● **What is needed**
Extract the text of each entry below exactly, leaving every image behind.

● **Raw records**
★ ★ ★

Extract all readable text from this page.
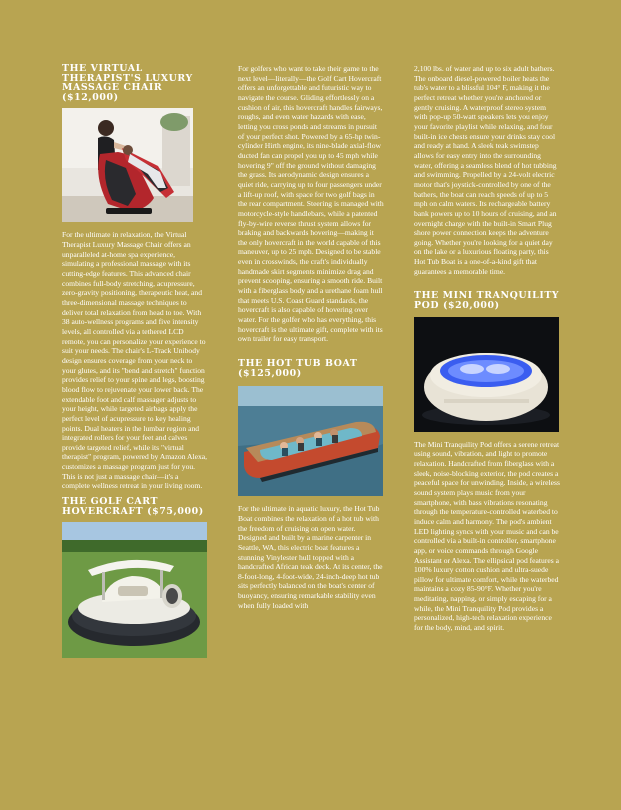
THE VIRTUAL THERAPIST'S LUXURY MASSAGE CHAIR ($12,000)

For the ultimate in relaxation, the Virtual Therapist Luxury Massage Chair offers an unparalleled at-home spa experience, simulating a professional massage with its cutting-edge features. This advanced chair combines full-body stretching, acupressure, zero-gravity positioning, therapeutic heat, and three-dimensional massage techniques to deliver total relaxation from head to toe. With 38 auto-wellness programs and five intensity levels, all controlled via a tethered LCD remote, you can personalize your experience to suit your needs. The chair's L-Track Unibody design ensures coverage from your neck to your glutes, and its "bend and stretch" function provides relief to your spine and legs, boosting blood flow to rejuvenate your lower back. The extendable foot and calf massager adjusts to your height, while targeted airbags apply the perfect level of acupressure to key healing points. Dual heaters in the lumbar region and integrated rollers for your feet and calves provide targeted relief, while its "virtual therapist" program, powered by Amazon Alexa, customizes a massage program just for you. This is not just a massage chair—it's a complete wellness retreat in your living room.

THE GOLF CART HOVERCRAFT ($75,000)

For golfers who want to take their game to the next level—literally—the Golf Cart Hovercraft offers an unforgettable and futuristic way to navigate the course. Gliding effortlessly on a cushion of air, this hovercraft handles fairways, roughs, and even water hazards with ease, letting you cross ponds and streams in pursuit of your perfect shot. Powered by a 65-hp twin-cylinder Hirth engine, its nine-blade axial-flow ducted fan can propel you up to 45 mph while hovering 9" off the ground without damaging the grass. Its aerodynamic design ensures a quiet ride, carrying up to four passengers under a lift-up roof, with space for two golf bags in the rear compartment. Steering is managed with motorcycle-style handlebars, while a patented fly-by-wire reverse thrust system allows for braking and backwards hovering—making it the only hovercraft in the world capable of this maneuver, up to 25 mph. Designed to be stable even in crosswinds, the craft's individually handmade skirt segments minimize drag and prevent scooping, ensuring a smooth ride. Built with a fiberglass body and a urethane foam hull that meets U.S. Coast Guard standards, the hovercraft is also capable of hovering over water. For the golfer who has everything, this hovercraft is the ultimate gift, complete with its own trailer for easy transport.

THE HOT TUB BOAT ($125,000)

For the ultimate in aquatic luxury, the Hot Tub Boat combines the relaxation of a hot tub with the freedom of cruising on open water. Designed and built by a marine carpenter in Seattle, WA, this electric boat features a stunning Vinylester hull topped with a handcrafted African teak deck. At its center, the 8-foot-long, 4-foot-wide, 24-inch-deep hot tub sits perfectly balanced on the boat's center of buoyancy, ensuring remarkable stability even when fully loaded with

2,100 lbs. of water and up to six adult bathers. The onboard diesel-powered boiler heats the tub's water to a blissful 104° F, making it the perfect retreat whether you're anchored or gently cruising. A waterproof stereo system with pop-up 50-watt speakers lets you enjoy your favorite playlist while relaxing, and four built-in ice chests ensure your drinks stay cool and ready at hand. A sleek teak swimstep allows for easy entry into the surrounding water, offering a seamless blend of hot tubbing and swimming. Propelled by a 24-volt electric motor that's joystick-controlled by one of the bathers, the boat can reach speeds of up to 5 mph on calm waters. Its rechargeable battery bank powers up to 10 hours of cruising, and an overnight charge with the built-in Smart Plug shore power connection keeps the adventure going. Whether you're looking for a quiet day on the lake or a luxurious floating party, this Hot Tub Boat is a one-of-a-kind gift that guarantees a memorable time.

THE MINI TRANQUILITY POD ($20,000)

The Mini Tranquility Pod offers a serene retreat using sound, vibration, and light to promote relaxation. Handcrafted from fiberglass with a sleek, noise-blocking exterior, the pod creates a peaceful space for unwinding. Inside, a wireless sound system plays music from your smartphone, with bass vibrations resonating through the temperature-controlled waterbed to induce calm and harmony. The pod's ambient LED lighting syncs with your music and can be controlled via a built-in controller, smartphone app, or voice commands through Google Assistant or Alexa. The ellipsical pod features a 100% luxury cotton cushion and ultra-suede pillow for ultimate comfort, while the waterbed maintains a cozy 85-90°F. Whether you're meditating, napping, or simply escaping for a while, the Mini Tranquility Pod provides a personalized, high-tech relaxation experience for the body, mind, and spirit.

★ ★ ★

● **Solved problem**
Extract all readable text from this page.
THE VIRTUAL THERAPIST'S LUXURY MASSAGE CHAIR ($12,000)

For the ultimate in relaxation, the Virtual Therapist Luxury Massage Chair offers an unparalleled at-home spa experience, simulating a professional massage with its cutting-edge features. This advanced chair combines full-body stretching, acupressure, zero-gravity positioning, therapeutic heat, and three-dimensional massage techniques to deliver total relaxation from head to toe. With 38 auto-wellness programs and five intensity levels, all controlled via a tethered LCD remote, you can personalize your experience to suit your needs. The chair's L-Track Unibody design ensures coverage from your neck to your glutes, and its "bend and stretch" function provides relief to your spine and legs, boosting blood flow to rejuvenate your lower back. The extendable foot and calf massager adjusts to your height, while targeted airbags apply the perfect level of acupressure to key healing points. Dual heaters in the lumbar region and integrated rollers for your feet and calves provide targeted relief, while its "virtual therapist" program, powered by Amazon Alexa, customizes a massage program just for you. This is not just a massage chair—it's a complete wellness retreat in your living room.

THE GOLF CART HOVERCRAFT ($75,000)

For golfers who want to take their game to the next level—literally—the Golf Cart Hovercraft offers an unforgettable and futuristic way to navigate the course. Gliding effortlessly on a cushion of air, this hovercraft handles fairways, roughs, and even water hazards with ease, letting you cross ponds and streams in pursuit of your perfect shot. Powered by a 65-hp twin-cylinder Hirth engine, its nine-blade axial-flow ducted fan can propel you up to 45 mph while hovering 9" off the ground without damaging the grass. Its aerodynamic design ensures a quiet ride, carrying up to four passengers under a lift-up roof, with space for two golf bags in the rear compartment. Steering is managed with motorcycle-style handlebars, while a patented fly-by-wire reverse thrust system allows for braking and backwards hovering—making it the only hovercraft in the world capable of this maneuver, up to 25 mph. Designed to be stable even in crosswinds, the craft's individually handmade skirt segments minimize drag and prevent scooping, ensuring a smooth ride. Built with a fiberglass body and a urethane foam hull that meets U.S. Coast Guard standards, the hovercraft is also capable of hovering over water. For the golfer who has everything, this hovercraft is the ultimate gift, complete with its own trailer for easy transport.

THE HOT TUB BOAT ($125,000)

For the ultimate in aquatic luxury, the Hot Tub Boat combines the relaxation of a hot tub with the freedom of cruising on open water. Designed and built by a marine carpenter in Seattle, WA, this electric boat features a stunning Vinylester hull topped with a handcrafted African teak deck. At its center, the 8-foot-long, 4-foot-wide, 24-inch-deep hot tub sits perfectly balanced on the boat's center of buoyancy, ensuring remarkable stability even when fully loaded with

2,100 lbs. of water and up to six adult bathers. The onboard diesel-powered boiler heats the tub's water to a blissful 104° F, making it the perfect retreat whether you're anchored or gently cruising. A waterproof stereo system with pop-up 50-watt speakers lets you enjoy your favorite playlist while relaxing, and four built-in ice chests ensure your drinks stay cool and ready at hand. A sleek teak swimstep allows for easy entry into the surrounding water, offering a seamless blend of hot tubbing and swimming. Propelled by a 24-volt electric motor that's joystick-controlled by one of the bathers, the boat can reach speeds of up to 5 mph on calm waters. Its rechargeable battery bank powers up to 10 hours of cruising, and an overnight charge with the built-in Smart Plug shore power connection keeps the adventure going. Whether you're looking for a quiet day on the lake or a luxurious floating party, this Hot Tub Boat is a one-of-a-kind gift that guarantees a memorable time.

THE MINI TRANQUILITY POD ($20,000)

The Mini Tranquility Pod offers a serene retreat using sound, vibration, and light to promote relaxation. Handcrafted from fiberglass with a sleek, noise-blocking exterior, the pod creates a peaceful space for unwinding. Inside, a wireless sound system plays music from your smartphone, with bass vibrations resonating through the temperature-controlled waterbed to induce calm and harmony. The pod's ambient LED lighting syncs with your music and can be controlled via a built-in controller, smartphone app, or voice commands through Google Assistant or Alexa. The ellipsical pod features a 100% luxury cotton cushion and ultra-suede pillow for ultimate comfort, while the waterbed maintains a cozy 85-90°F. Whether you're meditating, napping, or simply escaping for a while, the Mini Tranquility Pod provides a personalized, high-tech relaxation experience for the body, mind, and spirit.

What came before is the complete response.